---- Data under study
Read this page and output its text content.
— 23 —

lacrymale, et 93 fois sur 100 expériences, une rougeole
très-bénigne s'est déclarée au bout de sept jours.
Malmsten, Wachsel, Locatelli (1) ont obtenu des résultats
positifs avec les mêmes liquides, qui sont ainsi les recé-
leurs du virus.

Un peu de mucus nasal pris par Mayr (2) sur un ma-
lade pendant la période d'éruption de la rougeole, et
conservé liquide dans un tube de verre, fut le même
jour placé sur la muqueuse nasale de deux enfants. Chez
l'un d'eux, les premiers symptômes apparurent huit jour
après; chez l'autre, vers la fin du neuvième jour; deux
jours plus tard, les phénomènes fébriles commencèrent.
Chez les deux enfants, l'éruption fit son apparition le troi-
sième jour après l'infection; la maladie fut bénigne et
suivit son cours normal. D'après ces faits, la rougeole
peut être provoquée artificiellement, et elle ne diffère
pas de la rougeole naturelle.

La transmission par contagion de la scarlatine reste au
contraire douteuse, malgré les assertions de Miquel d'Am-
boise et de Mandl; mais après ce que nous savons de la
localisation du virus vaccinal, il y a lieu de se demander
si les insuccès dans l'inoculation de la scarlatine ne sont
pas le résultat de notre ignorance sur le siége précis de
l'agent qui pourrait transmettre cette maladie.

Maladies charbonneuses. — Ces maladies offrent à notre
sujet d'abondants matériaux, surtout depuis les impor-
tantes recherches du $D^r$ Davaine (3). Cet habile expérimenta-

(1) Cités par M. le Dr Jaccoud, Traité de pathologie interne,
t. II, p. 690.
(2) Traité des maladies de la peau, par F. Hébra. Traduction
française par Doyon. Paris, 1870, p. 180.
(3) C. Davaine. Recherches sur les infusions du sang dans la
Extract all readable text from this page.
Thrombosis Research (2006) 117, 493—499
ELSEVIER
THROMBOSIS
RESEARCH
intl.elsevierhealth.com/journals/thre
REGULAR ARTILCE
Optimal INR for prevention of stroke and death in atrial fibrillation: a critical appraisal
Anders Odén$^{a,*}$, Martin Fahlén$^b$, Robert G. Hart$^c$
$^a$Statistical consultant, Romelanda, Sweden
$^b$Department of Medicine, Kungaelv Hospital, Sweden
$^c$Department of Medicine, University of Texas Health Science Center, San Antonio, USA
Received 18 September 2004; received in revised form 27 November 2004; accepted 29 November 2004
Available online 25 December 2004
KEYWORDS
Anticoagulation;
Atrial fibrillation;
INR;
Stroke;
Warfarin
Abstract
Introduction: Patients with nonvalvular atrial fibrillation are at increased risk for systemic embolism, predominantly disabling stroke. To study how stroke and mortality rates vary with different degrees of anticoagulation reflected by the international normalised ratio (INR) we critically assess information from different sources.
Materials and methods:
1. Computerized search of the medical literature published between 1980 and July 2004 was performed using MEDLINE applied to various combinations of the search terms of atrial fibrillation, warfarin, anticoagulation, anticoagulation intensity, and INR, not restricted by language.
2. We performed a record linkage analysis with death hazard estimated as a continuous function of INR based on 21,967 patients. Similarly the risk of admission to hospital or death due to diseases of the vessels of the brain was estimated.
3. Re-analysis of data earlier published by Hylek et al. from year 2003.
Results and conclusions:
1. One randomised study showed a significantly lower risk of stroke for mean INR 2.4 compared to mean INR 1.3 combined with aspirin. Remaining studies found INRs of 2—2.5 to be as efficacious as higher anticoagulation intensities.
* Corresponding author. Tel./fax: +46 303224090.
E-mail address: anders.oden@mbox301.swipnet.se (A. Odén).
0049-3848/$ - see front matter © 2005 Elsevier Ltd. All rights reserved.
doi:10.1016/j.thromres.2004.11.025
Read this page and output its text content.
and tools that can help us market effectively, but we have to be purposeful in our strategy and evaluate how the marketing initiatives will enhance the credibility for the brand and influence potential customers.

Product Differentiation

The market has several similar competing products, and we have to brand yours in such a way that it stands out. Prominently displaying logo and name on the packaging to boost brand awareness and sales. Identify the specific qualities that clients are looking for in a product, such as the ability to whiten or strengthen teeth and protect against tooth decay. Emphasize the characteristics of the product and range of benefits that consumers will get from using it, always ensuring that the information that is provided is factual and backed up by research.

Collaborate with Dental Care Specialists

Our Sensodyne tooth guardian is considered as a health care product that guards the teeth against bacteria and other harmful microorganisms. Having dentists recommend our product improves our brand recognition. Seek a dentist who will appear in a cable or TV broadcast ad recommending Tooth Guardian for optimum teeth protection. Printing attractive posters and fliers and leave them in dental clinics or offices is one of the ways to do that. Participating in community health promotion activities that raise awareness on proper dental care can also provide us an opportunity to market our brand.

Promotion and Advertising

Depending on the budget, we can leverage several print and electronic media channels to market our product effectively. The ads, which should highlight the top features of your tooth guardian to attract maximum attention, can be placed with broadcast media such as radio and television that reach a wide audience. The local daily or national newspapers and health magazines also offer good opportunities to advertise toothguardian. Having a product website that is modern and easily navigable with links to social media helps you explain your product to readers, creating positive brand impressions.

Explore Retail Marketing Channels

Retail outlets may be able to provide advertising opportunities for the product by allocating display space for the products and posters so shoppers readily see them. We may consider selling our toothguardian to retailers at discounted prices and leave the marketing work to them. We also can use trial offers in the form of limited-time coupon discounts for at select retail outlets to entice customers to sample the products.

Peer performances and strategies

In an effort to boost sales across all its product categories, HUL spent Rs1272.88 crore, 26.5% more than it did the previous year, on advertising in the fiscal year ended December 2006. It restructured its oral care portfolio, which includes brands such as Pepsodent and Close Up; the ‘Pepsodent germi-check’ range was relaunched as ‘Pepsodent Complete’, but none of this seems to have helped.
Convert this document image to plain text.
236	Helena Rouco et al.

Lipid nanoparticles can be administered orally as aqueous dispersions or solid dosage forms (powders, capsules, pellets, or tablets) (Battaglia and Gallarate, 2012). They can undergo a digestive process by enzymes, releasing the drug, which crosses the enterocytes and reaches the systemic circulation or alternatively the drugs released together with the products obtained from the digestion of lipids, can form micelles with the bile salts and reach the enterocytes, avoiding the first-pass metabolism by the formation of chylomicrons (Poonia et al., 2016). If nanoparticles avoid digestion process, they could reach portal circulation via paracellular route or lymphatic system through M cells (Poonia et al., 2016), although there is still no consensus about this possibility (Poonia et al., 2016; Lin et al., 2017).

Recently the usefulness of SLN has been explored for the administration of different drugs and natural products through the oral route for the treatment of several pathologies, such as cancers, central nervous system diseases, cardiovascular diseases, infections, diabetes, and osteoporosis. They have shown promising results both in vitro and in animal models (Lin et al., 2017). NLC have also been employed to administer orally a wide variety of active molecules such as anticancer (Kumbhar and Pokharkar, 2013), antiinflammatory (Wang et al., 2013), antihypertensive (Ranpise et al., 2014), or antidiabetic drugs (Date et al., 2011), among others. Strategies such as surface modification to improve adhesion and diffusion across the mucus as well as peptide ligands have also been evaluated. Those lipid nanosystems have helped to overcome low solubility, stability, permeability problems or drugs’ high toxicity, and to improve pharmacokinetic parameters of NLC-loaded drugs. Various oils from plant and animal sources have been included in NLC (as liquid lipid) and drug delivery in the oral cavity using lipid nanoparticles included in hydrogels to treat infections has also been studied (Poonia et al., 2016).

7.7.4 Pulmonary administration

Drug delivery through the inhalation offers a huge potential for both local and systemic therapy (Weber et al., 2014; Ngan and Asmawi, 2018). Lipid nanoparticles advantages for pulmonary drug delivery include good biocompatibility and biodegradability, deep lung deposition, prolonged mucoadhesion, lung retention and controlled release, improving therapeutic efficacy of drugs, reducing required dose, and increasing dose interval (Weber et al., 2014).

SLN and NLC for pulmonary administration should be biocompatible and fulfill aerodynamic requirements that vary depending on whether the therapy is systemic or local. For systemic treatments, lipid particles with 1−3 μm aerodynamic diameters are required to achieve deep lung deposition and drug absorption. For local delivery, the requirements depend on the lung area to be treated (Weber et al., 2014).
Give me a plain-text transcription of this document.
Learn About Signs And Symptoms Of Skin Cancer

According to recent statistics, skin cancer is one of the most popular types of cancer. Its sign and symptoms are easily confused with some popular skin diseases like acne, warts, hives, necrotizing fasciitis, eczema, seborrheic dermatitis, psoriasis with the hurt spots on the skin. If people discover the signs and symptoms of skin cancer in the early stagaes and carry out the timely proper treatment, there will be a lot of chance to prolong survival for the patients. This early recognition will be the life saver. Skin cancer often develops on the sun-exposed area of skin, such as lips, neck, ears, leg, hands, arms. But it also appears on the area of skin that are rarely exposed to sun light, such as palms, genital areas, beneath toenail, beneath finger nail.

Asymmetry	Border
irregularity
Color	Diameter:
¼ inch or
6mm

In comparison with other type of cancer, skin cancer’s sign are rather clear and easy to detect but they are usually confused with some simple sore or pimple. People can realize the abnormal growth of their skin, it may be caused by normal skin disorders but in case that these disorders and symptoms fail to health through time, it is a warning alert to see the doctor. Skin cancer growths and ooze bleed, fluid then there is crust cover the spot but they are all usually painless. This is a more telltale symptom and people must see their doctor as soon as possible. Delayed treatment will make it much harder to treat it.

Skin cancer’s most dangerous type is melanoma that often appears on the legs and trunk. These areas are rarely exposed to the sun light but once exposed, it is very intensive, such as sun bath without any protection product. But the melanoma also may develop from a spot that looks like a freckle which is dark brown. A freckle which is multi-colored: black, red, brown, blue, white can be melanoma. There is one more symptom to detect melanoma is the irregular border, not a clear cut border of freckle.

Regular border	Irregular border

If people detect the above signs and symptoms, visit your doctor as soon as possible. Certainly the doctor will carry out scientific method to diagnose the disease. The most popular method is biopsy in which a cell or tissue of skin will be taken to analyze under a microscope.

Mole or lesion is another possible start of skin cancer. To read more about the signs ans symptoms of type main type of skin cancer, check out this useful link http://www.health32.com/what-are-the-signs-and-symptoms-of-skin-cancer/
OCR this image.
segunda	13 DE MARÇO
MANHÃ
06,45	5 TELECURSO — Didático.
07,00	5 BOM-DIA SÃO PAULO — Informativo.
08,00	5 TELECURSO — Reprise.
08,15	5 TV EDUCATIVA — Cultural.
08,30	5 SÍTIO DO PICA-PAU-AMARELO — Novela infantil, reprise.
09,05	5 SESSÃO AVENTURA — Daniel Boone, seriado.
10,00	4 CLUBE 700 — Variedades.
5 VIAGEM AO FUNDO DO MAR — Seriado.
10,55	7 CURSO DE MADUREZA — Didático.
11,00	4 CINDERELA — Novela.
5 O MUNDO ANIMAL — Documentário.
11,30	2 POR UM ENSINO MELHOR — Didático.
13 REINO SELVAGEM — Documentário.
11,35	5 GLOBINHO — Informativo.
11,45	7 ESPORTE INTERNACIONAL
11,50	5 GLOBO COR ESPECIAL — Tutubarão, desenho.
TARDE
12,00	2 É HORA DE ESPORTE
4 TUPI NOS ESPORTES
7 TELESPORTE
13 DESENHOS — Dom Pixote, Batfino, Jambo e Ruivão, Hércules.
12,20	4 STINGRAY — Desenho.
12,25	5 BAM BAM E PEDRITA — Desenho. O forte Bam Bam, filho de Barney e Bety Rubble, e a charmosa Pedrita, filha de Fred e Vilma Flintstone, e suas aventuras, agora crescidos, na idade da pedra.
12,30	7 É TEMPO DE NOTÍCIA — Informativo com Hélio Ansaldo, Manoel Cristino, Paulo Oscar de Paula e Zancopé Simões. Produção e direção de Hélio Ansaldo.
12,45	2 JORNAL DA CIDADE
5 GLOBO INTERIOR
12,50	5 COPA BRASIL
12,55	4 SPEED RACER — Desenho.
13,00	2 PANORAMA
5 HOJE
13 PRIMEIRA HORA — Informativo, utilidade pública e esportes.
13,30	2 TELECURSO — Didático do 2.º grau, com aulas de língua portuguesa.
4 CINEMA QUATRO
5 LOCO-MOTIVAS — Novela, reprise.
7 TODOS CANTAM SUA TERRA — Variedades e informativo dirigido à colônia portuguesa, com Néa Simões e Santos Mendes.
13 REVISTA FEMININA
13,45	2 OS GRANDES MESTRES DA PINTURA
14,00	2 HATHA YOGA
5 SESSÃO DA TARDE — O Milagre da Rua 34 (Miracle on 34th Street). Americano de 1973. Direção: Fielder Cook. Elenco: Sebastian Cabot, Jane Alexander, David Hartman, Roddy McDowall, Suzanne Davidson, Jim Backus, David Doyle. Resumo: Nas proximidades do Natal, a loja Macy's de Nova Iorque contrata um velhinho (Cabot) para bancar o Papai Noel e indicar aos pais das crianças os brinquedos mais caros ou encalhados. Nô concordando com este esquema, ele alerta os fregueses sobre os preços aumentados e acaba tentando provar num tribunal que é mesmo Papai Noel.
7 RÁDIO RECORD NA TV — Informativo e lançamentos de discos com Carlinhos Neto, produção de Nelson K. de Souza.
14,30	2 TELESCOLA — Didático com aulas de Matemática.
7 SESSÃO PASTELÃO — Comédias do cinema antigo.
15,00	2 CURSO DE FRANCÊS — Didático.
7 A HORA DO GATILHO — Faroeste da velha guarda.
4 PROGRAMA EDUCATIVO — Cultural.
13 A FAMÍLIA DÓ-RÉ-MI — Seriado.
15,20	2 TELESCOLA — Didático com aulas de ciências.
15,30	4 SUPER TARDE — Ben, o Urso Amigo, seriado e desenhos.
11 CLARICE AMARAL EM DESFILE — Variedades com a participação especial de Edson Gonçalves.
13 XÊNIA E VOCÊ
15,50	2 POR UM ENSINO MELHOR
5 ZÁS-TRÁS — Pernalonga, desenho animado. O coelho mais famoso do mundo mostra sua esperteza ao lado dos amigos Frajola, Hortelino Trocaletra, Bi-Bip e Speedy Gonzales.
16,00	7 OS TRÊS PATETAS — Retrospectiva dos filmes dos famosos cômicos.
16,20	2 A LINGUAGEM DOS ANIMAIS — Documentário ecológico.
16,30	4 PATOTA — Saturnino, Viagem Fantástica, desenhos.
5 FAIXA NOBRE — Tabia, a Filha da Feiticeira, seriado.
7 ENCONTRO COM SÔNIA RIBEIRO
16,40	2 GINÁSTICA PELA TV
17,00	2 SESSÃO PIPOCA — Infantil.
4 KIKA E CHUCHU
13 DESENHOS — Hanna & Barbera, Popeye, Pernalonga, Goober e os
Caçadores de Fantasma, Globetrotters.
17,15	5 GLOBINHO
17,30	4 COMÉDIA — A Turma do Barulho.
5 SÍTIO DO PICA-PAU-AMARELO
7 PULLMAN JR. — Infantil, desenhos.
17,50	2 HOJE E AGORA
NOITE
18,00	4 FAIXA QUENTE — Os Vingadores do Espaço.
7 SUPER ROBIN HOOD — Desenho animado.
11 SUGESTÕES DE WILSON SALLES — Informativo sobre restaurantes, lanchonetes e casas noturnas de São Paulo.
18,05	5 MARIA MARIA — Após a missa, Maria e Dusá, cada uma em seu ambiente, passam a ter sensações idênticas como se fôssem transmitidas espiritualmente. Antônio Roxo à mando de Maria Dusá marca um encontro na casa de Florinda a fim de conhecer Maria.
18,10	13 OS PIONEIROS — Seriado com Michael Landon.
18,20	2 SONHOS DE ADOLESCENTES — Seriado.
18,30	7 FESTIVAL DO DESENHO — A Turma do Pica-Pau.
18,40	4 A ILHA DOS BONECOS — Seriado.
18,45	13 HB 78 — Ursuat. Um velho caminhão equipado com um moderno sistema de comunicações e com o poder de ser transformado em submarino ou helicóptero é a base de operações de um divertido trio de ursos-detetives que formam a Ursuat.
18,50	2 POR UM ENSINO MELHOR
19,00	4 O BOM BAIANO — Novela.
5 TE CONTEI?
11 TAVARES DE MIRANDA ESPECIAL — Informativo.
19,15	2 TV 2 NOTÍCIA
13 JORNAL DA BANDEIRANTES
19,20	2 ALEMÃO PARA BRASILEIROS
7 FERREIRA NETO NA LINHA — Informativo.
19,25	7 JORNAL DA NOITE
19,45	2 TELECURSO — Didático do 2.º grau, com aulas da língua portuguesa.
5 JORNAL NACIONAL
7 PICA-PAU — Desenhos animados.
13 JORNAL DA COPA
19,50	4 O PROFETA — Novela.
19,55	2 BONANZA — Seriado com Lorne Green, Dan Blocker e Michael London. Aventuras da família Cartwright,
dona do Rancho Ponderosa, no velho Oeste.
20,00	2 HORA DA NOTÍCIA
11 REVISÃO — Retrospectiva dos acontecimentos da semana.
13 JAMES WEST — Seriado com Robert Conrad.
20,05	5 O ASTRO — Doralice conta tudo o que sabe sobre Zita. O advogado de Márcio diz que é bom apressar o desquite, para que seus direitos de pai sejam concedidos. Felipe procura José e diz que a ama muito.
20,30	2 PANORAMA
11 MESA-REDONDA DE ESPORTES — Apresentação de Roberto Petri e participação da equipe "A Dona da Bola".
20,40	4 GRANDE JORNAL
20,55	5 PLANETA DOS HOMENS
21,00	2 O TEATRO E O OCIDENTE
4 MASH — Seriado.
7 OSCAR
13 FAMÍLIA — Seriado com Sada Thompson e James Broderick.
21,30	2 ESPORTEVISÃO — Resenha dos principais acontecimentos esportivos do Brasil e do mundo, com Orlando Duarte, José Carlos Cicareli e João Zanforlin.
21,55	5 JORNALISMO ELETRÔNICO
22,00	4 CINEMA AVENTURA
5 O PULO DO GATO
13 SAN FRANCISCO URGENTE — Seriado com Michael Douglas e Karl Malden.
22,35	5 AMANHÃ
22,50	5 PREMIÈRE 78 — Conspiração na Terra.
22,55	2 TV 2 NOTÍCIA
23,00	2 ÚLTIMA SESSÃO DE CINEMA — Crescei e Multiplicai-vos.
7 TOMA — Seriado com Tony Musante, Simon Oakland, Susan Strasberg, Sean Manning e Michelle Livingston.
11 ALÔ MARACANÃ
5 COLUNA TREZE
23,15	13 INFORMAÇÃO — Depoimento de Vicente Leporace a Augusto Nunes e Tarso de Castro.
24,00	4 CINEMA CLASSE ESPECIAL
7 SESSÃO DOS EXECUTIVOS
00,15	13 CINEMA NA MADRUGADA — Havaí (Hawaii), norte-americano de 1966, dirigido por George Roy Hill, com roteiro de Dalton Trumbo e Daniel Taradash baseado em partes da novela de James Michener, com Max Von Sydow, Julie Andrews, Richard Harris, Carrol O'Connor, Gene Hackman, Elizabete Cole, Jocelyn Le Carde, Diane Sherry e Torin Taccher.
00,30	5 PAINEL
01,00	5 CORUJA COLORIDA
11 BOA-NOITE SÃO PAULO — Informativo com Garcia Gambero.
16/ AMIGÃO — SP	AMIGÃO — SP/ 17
--------
[Assigned task] Among the lines of the material, find those holding the word "TELECURSO" and return them.

[Reply]
06,45	5 TELECURSO — Didático.
08,00	5 TELECURSO — Reprise.
13,30	2 TELECURSO — Didático do 2.º grau, com aulas de língua portuguesa.
19,45	2 TELECURSO — Didático do 2.º grau, com aulas da língua portuguesa.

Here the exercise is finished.